§ **Your task**
What is the number of lines containing the word "this"? Please answer with that number and nothing more.

Dataset records:
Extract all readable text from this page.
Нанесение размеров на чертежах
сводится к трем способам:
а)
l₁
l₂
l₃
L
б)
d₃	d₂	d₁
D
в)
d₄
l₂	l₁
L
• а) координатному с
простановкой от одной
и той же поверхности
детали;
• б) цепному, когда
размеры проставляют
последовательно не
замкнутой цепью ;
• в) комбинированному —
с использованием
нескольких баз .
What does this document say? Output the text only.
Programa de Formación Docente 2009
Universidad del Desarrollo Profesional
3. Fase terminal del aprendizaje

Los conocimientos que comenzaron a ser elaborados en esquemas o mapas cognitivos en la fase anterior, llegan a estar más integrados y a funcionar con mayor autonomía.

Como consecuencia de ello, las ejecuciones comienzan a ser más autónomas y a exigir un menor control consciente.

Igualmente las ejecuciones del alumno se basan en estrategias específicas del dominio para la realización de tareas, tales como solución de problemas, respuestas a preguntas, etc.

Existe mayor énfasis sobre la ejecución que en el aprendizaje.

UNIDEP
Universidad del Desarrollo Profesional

§ **Task response**
2